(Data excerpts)
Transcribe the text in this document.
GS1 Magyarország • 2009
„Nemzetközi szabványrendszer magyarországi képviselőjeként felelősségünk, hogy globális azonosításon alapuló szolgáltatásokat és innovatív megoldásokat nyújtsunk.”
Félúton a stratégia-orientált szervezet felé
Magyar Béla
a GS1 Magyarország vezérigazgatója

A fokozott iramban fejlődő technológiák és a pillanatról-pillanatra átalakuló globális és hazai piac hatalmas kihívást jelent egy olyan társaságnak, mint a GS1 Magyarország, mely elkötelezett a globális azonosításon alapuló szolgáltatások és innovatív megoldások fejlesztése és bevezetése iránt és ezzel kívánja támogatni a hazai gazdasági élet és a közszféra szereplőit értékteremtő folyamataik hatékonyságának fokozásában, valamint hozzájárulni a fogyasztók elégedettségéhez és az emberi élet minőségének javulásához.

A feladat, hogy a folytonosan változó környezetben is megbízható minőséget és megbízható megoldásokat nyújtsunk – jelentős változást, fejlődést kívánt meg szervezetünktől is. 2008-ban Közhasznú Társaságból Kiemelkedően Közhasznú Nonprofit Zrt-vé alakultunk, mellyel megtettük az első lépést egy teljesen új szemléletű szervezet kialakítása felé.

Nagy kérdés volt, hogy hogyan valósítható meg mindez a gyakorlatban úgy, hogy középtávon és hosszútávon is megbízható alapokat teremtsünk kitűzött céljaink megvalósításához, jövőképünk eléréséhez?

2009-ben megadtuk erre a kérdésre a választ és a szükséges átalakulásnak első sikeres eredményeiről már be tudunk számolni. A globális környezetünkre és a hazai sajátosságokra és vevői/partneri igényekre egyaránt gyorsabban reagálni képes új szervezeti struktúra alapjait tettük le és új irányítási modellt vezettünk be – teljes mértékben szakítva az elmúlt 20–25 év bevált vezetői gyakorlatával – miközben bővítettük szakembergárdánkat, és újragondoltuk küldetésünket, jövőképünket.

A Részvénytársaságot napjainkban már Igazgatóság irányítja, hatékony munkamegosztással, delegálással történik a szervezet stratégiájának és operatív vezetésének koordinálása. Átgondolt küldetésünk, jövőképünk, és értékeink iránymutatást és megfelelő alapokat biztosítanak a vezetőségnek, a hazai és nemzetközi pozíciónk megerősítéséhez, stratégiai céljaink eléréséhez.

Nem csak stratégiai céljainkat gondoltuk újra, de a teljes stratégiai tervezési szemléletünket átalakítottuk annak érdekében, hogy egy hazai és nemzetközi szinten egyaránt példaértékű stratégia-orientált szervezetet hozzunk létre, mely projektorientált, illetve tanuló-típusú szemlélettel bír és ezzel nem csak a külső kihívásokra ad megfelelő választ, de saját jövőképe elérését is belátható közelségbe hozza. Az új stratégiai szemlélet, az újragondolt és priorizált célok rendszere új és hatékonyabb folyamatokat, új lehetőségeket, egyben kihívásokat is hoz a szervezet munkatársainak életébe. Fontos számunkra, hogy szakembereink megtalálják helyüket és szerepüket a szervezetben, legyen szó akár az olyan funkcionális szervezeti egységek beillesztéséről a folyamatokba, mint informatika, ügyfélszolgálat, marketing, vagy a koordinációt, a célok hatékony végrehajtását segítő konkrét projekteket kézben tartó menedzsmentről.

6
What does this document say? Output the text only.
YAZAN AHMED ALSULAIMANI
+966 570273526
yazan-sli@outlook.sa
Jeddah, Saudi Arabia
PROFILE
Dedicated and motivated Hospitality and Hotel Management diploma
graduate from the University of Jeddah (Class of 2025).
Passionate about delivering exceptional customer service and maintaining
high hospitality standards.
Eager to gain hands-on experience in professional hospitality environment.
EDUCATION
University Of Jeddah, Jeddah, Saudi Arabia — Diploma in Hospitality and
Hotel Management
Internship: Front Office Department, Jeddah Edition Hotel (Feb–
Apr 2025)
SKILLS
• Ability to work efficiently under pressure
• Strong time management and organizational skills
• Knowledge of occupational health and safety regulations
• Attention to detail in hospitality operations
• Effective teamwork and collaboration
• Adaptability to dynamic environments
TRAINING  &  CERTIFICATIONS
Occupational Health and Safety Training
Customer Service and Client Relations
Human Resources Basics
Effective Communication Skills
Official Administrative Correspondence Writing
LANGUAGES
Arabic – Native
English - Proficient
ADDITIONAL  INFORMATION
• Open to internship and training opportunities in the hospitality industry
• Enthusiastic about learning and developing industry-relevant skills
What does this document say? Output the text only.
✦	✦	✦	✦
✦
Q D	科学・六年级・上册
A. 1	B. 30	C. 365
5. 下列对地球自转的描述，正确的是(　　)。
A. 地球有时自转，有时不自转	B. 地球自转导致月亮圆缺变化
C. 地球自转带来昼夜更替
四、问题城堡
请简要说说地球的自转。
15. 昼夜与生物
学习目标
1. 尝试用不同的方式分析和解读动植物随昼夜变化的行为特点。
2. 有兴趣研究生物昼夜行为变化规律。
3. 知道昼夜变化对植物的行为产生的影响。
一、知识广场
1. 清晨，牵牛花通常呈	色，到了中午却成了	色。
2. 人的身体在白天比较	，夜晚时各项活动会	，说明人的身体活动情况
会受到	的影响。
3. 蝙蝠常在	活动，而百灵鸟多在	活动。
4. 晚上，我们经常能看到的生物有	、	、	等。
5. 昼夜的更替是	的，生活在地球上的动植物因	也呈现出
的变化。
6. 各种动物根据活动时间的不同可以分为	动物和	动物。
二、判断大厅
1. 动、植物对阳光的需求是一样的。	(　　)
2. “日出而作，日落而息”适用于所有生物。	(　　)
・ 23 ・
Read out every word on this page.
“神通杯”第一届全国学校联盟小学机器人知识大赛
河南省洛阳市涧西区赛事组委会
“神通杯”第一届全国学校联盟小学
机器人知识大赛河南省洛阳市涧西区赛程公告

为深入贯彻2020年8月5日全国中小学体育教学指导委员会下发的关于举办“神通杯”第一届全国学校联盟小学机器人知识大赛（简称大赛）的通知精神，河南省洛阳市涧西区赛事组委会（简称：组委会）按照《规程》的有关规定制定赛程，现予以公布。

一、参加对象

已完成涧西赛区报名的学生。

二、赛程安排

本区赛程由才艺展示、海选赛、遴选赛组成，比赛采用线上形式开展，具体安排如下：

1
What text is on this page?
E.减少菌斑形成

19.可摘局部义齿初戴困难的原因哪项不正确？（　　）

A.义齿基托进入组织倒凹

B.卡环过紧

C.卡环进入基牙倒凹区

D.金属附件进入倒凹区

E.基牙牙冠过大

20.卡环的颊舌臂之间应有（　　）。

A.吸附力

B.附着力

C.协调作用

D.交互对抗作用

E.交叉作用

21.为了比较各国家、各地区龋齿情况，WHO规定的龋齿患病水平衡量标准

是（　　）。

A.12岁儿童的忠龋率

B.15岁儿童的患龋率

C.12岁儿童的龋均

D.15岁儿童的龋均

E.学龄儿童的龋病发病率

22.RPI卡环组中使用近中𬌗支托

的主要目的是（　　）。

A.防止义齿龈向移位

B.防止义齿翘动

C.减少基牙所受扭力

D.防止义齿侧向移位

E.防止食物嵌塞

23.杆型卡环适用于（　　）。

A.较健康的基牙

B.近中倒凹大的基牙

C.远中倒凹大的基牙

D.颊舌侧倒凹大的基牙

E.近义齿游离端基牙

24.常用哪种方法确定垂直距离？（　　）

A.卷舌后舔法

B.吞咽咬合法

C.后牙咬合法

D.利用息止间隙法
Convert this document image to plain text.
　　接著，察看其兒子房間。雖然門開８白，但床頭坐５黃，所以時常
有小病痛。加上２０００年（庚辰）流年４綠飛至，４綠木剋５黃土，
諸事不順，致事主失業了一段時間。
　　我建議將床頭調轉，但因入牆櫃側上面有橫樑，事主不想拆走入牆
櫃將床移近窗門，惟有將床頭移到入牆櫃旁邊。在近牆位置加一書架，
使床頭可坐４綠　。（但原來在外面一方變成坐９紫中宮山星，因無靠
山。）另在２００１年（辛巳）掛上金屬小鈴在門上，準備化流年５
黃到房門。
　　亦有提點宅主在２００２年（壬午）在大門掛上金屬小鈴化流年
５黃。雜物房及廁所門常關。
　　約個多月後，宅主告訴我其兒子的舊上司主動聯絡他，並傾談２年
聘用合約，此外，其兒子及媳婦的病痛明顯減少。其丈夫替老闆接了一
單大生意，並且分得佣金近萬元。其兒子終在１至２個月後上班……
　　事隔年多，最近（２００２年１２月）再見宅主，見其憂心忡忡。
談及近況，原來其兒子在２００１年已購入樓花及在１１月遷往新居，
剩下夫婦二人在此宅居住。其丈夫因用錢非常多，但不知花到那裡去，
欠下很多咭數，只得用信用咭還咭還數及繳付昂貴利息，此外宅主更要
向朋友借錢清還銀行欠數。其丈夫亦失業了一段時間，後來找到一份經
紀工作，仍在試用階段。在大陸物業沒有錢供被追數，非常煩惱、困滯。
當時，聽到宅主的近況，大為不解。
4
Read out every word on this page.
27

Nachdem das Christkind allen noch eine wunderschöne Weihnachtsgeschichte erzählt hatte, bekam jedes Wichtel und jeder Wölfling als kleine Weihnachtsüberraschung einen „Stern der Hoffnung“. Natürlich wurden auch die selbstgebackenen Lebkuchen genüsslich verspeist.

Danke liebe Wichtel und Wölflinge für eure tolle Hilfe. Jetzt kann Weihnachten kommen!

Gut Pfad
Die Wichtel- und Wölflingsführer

§ **WHAT YOU ARE ASKED TO DO**
In the entries above, identify every line with the string "Saudi".

§ **THE ANSWER**
Jeddah, Saudi Arabia
University Of Jeddah, Jeddah, Saudi Arabia — Diploma in Hospitality and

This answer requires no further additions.